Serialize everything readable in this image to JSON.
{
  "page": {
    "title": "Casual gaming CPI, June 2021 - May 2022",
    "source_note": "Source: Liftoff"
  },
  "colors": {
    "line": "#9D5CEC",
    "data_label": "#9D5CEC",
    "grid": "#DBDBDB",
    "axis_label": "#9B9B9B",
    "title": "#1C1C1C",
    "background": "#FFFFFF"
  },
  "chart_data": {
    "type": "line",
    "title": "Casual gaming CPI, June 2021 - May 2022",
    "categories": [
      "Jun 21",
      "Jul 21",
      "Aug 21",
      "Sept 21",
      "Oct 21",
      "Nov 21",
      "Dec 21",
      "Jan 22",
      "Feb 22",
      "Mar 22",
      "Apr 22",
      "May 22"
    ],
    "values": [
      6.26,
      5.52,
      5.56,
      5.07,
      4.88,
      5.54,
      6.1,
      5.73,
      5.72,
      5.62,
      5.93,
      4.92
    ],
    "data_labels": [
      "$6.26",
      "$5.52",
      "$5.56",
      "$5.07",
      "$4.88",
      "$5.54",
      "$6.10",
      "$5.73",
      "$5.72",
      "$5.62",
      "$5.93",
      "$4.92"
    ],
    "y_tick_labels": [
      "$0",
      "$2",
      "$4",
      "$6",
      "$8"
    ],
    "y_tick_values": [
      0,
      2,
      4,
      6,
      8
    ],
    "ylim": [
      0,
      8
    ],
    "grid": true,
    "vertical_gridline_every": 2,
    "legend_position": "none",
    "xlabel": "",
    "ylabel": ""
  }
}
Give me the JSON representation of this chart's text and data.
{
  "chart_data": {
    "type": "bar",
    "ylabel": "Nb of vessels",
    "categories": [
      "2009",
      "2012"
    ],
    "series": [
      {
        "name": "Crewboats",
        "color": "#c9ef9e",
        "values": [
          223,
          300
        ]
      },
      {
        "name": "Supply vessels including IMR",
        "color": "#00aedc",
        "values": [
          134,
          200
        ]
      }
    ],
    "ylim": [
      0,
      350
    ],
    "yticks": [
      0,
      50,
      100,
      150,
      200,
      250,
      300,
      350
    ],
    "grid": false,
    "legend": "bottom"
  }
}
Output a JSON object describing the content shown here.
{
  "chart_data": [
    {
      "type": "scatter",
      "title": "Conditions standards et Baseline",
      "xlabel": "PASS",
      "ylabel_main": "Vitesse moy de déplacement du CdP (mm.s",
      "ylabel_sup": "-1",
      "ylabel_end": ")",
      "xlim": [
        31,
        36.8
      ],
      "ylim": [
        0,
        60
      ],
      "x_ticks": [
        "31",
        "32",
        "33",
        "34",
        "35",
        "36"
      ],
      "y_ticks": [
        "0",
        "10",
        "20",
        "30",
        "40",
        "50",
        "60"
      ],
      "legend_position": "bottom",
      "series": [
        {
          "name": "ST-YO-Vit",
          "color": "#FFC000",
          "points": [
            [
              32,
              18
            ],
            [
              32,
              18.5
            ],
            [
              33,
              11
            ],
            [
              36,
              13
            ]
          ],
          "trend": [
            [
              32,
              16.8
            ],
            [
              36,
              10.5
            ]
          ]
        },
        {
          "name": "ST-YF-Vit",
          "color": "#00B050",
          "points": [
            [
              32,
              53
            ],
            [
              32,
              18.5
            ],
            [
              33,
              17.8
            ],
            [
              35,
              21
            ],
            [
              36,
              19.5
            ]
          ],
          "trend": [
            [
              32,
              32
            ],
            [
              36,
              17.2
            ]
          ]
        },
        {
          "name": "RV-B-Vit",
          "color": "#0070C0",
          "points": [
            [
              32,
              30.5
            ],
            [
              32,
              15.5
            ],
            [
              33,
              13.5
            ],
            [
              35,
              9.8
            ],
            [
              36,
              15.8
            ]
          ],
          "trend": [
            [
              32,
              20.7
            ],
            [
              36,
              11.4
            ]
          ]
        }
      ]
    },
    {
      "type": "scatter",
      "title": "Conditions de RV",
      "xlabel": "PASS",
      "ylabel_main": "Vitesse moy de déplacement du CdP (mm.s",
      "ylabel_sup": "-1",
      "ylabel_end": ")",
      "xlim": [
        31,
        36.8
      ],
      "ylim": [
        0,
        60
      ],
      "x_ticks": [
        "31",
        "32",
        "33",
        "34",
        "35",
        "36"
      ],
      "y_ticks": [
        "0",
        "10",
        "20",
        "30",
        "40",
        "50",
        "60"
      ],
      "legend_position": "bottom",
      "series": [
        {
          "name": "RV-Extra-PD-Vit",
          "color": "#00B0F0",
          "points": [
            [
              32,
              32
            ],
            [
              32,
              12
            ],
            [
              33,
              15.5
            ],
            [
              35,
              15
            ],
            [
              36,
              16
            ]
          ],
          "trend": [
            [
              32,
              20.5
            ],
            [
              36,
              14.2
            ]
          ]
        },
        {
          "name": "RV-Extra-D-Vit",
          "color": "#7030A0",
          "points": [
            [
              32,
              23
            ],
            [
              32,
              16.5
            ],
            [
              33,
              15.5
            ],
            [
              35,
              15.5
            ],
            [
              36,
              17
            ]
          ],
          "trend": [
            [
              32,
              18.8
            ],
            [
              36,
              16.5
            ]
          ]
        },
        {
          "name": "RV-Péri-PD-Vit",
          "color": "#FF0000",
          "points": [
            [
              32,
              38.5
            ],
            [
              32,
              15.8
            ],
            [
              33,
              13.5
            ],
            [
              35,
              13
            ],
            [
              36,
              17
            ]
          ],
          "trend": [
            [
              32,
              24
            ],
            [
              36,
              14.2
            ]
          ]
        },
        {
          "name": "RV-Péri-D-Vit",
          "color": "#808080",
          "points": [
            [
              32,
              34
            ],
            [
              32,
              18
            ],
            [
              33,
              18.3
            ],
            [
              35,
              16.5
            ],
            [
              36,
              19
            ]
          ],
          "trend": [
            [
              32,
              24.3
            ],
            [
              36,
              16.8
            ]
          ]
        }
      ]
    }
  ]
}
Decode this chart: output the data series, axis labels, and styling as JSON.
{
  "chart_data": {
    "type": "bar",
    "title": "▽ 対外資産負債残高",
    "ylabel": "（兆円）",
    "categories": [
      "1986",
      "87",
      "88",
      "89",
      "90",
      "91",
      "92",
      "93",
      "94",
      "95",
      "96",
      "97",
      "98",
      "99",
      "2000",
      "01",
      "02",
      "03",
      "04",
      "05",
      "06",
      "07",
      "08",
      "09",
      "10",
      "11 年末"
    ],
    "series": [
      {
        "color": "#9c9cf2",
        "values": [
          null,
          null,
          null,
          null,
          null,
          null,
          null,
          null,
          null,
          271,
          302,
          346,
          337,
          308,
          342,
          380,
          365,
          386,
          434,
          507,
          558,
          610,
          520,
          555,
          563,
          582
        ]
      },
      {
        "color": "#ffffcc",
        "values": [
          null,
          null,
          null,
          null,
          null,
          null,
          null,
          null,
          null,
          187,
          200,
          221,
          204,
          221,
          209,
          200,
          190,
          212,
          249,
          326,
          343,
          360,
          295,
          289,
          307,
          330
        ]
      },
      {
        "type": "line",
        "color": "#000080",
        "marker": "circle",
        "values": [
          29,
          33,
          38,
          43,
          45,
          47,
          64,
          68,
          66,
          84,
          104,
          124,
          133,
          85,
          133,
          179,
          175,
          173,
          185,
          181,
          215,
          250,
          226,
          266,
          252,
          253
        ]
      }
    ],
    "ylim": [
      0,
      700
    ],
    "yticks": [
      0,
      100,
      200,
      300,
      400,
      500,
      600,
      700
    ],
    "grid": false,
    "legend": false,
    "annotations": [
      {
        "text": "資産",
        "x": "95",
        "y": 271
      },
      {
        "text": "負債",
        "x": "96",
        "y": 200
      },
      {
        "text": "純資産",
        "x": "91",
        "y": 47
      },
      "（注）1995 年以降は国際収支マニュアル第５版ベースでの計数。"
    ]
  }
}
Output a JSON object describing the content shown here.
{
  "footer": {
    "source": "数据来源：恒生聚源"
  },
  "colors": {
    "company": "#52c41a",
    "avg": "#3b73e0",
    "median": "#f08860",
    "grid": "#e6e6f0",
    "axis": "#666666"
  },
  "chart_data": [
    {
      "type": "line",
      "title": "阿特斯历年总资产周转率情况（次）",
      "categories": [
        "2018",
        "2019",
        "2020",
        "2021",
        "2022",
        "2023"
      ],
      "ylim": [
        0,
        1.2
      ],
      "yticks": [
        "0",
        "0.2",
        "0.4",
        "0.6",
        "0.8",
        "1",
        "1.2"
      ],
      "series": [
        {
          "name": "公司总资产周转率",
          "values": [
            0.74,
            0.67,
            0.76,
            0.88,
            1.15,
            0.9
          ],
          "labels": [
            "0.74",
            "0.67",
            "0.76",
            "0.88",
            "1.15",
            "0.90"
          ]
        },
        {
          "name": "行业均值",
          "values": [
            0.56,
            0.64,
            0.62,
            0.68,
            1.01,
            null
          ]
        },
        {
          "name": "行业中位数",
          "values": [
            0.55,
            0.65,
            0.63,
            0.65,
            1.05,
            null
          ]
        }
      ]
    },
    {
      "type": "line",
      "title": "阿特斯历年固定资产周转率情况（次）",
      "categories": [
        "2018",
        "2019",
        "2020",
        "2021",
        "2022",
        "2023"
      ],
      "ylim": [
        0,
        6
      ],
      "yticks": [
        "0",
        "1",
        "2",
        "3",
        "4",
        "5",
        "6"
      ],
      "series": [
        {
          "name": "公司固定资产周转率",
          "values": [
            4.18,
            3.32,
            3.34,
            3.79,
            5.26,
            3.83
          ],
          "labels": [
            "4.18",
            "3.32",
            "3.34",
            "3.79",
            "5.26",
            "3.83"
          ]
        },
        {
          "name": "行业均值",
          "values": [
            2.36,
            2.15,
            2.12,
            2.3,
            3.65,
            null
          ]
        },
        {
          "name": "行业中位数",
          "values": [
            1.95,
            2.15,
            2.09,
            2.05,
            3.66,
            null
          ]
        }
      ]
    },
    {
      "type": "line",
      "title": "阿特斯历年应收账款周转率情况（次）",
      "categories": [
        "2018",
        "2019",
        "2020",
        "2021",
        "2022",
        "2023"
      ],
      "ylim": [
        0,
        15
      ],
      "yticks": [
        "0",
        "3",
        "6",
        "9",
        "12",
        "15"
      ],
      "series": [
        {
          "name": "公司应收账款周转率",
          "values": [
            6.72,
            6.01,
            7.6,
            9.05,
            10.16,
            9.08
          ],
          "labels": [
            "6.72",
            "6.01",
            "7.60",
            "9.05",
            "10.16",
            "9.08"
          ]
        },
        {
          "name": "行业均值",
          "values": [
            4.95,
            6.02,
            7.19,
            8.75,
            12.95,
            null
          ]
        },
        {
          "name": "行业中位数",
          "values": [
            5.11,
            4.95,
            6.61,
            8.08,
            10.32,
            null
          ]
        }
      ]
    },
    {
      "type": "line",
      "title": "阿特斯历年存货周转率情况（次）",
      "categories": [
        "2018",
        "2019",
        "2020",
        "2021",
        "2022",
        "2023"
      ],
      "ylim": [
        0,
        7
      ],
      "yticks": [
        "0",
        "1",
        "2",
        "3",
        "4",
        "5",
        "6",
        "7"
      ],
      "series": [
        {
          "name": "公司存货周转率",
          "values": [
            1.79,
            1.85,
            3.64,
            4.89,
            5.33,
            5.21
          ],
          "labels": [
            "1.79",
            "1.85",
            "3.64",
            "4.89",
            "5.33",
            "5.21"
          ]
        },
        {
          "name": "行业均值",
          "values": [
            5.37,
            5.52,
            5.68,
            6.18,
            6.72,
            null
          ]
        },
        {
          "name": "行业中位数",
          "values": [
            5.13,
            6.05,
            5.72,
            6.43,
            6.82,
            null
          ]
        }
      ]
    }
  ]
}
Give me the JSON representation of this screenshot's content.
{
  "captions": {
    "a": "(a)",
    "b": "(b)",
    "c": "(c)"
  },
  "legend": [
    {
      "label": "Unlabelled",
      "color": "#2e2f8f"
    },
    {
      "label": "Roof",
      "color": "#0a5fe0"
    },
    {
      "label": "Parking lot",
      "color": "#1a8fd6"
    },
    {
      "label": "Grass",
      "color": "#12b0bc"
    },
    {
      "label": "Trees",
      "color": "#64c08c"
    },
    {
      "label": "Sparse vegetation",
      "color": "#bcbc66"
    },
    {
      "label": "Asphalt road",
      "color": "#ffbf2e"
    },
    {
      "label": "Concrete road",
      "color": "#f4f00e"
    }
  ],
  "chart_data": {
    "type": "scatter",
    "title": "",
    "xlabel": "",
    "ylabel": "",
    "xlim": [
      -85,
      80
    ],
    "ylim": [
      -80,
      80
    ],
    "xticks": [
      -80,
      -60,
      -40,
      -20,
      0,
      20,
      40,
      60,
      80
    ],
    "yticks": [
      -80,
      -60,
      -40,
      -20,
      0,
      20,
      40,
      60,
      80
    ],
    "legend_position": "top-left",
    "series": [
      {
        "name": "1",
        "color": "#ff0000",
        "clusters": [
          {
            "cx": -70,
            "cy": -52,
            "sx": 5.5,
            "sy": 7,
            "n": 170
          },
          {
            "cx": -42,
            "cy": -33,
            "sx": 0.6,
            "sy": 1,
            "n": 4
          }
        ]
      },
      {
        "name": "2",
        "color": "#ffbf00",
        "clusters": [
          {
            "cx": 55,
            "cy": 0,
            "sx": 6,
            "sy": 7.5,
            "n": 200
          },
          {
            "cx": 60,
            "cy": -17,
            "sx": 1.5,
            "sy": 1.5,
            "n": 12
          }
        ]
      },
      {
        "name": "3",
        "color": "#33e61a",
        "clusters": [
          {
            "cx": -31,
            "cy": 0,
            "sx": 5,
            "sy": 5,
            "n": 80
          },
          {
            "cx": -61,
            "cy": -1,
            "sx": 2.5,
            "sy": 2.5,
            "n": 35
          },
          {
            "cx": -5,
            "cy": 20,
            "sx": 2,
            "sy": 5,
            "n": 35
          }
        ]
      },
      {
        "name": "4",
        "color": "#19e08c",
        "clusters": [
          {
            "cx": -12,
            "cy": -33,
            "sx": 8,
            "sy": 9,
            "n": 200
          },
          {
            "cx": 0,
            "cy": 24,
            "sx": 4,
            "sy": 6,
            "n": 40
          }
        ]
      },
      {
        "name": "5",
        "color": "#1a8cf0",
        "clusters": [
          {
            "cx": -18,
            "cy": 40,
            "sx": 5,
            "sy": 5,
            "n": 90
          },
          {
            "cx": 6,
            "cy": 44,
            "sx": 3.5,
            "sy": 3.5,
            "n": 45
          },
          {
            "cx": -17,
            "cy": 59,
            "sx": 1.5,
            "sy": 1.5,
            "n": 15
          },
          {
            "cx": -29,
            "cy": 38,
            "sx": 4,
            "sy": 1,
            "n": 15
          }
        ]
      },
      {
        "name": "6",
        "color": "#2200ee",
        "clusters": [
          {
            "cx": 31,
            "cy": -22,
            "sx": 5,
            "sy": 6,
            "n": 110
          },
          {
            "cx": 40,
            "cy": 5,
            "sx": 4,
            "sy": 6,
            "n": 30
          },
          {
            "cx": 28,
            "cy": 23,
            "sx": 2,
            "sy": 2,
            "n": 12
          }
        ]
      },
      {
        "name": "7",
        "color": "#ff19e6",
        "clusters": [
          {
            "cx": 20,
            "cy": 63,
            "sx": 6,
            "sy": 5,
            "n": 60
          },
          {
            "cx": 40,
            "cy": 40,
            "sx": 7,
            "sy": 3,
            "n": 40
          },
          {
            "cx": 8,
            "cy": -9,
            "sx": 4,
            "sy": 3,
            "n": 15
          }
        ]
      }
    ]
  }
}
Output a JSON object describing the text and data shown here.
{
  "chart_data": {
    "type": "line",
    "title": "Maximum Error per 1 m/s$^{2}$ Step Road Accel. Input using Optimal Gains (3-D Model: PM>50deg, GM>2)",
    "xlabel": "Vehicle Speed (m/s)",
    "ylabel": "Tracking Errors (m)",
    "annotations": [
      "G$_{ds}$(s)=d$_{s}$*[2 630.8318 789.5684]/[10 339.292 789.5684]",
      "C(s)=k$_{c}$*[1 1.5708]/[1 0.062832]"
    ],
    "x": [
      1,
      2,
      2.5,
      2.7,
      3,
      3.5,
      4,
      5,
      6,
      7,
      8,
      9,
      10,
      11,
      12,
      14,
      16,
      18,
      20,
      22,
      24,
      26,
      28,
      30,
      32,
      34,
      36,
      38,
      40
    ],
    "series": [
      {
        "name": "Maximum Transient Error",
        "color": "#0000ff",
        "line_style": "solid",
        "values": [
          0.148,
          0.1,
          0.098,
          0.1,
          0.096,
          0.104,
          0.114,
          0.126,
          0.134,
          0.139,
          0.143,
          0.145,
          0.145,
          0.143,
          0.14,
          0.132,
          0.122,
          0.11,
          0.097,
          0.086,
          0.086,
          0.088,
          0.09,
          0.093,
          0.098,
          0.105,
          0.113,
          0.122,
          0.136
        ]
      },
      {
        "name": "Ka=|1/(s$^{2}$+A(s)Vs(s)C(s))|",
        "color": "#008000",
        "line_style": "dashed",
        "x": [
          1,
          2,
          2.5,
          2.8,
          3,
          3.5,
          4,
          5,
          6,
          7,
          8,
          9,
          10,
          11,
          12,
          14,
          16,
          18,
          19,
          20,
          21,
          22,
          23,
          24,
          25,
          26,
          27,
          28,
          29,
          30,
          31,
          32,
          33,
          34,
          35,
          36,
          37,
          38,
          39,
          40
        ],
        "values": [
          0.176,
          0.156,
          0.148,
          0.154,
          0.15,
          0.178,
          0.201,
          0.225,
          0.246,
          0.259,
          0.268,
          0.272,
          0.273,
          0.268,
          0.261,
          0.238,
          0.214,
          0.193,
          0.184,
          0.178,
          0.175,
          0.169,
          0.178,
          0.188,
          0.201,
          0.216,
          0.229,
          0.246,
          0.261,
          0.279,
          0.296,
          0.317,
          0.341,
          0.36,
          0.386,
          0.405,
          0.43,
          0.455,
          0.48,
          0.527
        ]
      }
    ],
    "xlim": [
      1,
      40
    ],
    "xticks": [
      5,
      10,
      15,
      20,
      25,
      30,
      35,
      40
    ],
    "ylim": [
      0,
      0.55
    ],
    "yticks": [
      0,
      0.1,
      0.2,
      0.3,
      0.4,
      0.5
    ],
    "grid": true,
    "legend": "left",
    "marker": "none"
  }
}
━━━━━━━━━━━━━━━━━━━━━━━━━━━━━━
Consider the entries above and return each line with the string "JSON".

Serialize everything readable in this image to JSON.
Give me the JSON representation of this chart's text and data.
Output a JSON object describing the content shown here.
Decode this chart: output the data series, axis labels, and styling as JSON.
Output a JSON object describing the content shown here.
Give me the JSON representation of this screenshot's content.
Output a JSON object describing the text and data shown here.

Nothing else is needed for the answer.